• **Job**
Transcribe the full listing below exactly.

·····

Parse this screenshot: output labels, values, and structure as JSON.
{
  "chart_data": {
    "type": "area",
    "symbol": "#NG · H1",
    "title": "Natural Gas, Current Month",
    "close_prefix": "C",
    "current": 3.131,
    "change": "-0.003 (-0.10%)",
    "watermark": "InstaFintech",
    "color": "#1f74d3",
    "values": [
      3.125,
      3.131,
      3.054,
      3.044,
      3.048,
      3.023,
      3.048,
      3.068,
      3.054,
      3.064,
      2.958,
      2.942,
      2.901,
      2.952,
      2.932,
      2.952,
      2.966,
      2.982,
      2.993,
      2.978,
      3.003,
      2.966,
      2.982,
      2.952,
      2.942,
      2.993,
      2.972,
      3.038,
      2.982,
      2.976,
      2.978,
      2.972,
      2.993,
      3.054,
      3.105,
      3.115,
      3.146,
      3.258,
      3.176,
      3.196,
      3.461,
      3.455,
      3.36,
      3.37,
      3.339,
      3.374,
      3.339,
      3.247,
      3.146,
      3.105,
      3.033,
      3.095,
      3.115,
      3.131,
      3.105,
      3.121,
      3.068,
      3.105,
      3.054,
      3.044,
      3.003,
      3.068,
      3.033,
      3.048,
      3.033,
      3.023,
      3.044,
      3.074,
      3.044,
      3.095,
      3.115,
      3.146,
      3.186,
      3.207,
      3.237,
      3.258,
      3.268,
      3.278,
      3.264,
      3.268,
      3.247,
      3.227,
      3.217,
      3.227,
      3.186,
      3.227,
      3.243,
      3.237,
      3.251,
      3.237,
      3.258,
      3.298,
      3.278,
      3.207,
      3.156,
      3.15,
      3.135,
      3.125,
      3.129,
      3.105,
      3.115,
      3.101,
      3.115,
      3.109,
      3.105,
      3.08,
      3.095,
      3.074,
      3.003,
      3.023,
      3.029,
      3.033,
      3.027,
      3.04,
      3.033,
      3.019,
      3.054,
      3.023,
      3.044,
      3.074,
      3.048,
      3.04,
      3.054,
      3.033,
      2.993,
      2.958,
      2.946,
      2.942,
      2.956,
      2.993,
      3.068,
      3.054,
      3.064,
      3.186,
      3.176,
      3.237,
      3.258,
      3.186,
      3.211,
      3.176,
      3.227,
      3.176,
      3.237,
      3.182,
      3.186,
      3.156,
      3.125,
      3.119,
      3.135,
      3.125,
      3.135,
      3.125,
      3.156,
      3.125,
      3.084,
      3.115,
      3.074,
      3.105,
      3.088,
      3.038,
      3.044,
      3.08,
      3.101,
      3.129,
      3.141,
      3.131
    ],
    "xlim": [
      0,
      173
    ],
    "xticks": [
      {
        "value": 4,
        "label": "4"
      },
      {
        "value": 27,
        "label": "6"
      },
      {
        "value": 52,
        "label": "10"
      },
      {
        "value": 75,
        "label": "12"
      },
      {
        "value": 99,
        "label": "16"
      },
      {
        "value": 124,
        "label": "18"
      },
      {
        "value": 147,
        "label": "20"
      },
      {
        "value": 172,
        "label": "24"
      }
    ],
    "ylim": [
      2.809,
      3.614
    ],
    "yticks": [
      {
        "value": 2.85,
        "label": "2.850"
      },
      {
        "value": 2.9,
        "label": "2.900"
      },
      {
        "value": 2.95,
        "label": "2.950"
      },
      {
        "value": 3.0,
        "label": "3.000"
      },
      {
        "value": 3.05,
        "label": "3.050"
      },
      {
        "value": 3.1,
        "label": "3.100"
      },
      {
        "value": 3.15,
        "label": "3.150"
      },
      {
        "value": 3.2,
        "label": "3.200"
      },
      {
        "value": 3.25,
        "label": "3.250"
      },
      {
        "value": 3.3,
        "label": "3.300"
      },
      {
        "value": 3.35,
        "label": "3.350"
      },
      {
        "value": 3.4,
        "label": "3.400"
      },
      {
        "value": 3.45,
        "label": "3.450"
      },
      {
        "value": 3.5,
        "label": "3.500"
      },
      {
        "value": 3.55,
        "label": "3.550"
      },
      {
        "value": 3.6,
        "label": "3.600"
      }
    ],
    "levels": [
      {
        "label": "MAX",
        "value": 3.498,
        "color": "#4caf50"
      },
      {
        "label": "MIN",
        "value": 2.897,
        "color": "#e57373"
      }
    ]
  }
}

·····

• **Task response**
Parse this screenshot: output labels, values, and structure as JSON.
{
  "chart_data": {
    "type": "area",
    "symbol": "#NG · H1",
    "title": "Natural Gas, Current Month",
    "close_prefix": "C",
    "current": 3.131,
    "change": "-0.003 (-0.10%)",
    "watermark": "InstaFintech",
    "color": "#1f74d3",
    "values": [
      3.125,
      3.131,
      3.054,
      3.044,
      3.048,
      3.023,
      3.048,
      3.068,
      3.054,
      3.064,
      2.958,
      2.942,
      2.901,
      2.952,
      2.932,
      2.952,
      2.966,
      2.982,
      2.993,
      2.978,
      3.003,
      2.966,
      2.982,
      2.952,
      2.942,
      2.993,
      2.972,
      3.038,
      2.982,
      2.976,
      2.978,
      2.972,
      2.993,
      3.054,
      3.105,
      3.115,
      3.146,
      3.258,
      3.176,
      3.196,
      3.461,
      3.455,
      3.36,
      3.37,
      3.339,
      3.374,
      3.339,
      3.247,
      3.146,
      3.105,
      3.033,
      3.095,
      3.115,
      3.131,
      3.105,
      3.121,
      3.068,
      3.105,
      3.054,
      3.044,
      3.003,
      3.068,
      3.033,
      3.048,
      3.033,
      3.023,
      3.044,
      3.074,
      3.044,
      3.095,
      3.115,
      3.146,
      3.186,
      3.207,
      3.237,
      3.258,
      3.268,
      3.278,
      3.264,
      3.268,
      3.247,
      3.227,
      3.217,
      3.227,
      3.186,
      3.227,
      3.243,
      3.237,
      3.251,
      3.237,
      3.258,
      3.298,
      3.278,
      3.207,
      3.156,
      3.15,
      3.135,
      3.125,
      3.129,
      3.105,
      3.115,
      3.101,
      3.115,
      3.109,
      3.105,
      3.08,
      3.095,
      3.074,
      3.003,
      3.023,
      3.029,
      3.033,
      3.027,
      3.04,
      3.033,
      3.019,
      3.054,
      3.023,
      3.044,
      3.074,
      3.048,
      3.04,
      3.054,
      3.033,
      2.993,
      2.958,
      2.946,
      2.942,
      2.956,
      2.993,
      3.068,
      3.054,
      3.064,
      3.186,
      3.176,
      3.237,
      3.258,
      3.186,
      3.211,
      3.176,
      3.227,
      3.176,
      3.237,
      3.182,
      3.186,
      3.156,
      3.125,
      3.119,
      3.135,
      3.125,
      3.135,
      3.125,
      3.156,
      3.125,
      3.084,
      3.115,
      3.074,
      3.105,
      3.088,
      3.038,
      3.044,
      3.08,
      3.101,
      3.129,
      3.141,
      3.131
    ],
    "xlim": [
      0,
      173
    ],
    "xticks": [
      {
        "value": 4,
        "label": "4"
      },
      {
        "value": 27,
        "label": "6"
      },
      {
        "value": 52,
        "label": "10"
      },
      {
        "value": 75,
        "label": "12"
      },
      {
        "value": 99,
        "label": "16"
      },
      {
        "value": 124,
        "label": "18"
      },
      {
        "value": 147,
        "label": "20"
      },
      {
        "value": 172,
        "label": "24"
      }
    ],
    "ylim": [
      2.809,
      3.614
    ],
    "yticks": [
      {
        "value": 2.85,
        "label": "2.850"
      },
      {
        "value": 2.9,
        "label": "2.900"
      },
      {
        "value": 2.95,
        "label": "2.950"
      },
      {
        "value": 3.0,
        "label": "3.000"
      },
      {
        "value": 3.05,
        "label": "3.050"
      },
      {
        "value": 3.1,
        "label": "3.100"
      },
      {
        "value": 3.15,
        "label": "3.150"
      },
      {
        "value": 3.2,
        "label": "3.200"
      },
      {
        "value": 3.25,
        "label": "3.250"
      },
      {
        "value": 3.3,
        "label": "3.300"
      },
      {
        "value": 3.35,
        "label": "3.350"
      },
      {
        "value": 3.4,
        "label": "3.400"
      },
      {
        "value": 3.45,
        "label": "3.450"
      },
      {
        "value": 3.5,
        "label": "3.500"
      },
      {
        "value": 3.55,
        "label": "3.550"
      },
      {
        "value": 3.6,
        "label": "3.600"
      }
    ],
    "levels": [
      {
        "label": "MAX",
        "value": 3.498,
        "color": "#4caf50"
      },
      {
        "label": "MIN",
        "value": 2.897,
        "color": "#e57373"
      }
    ]
  }
}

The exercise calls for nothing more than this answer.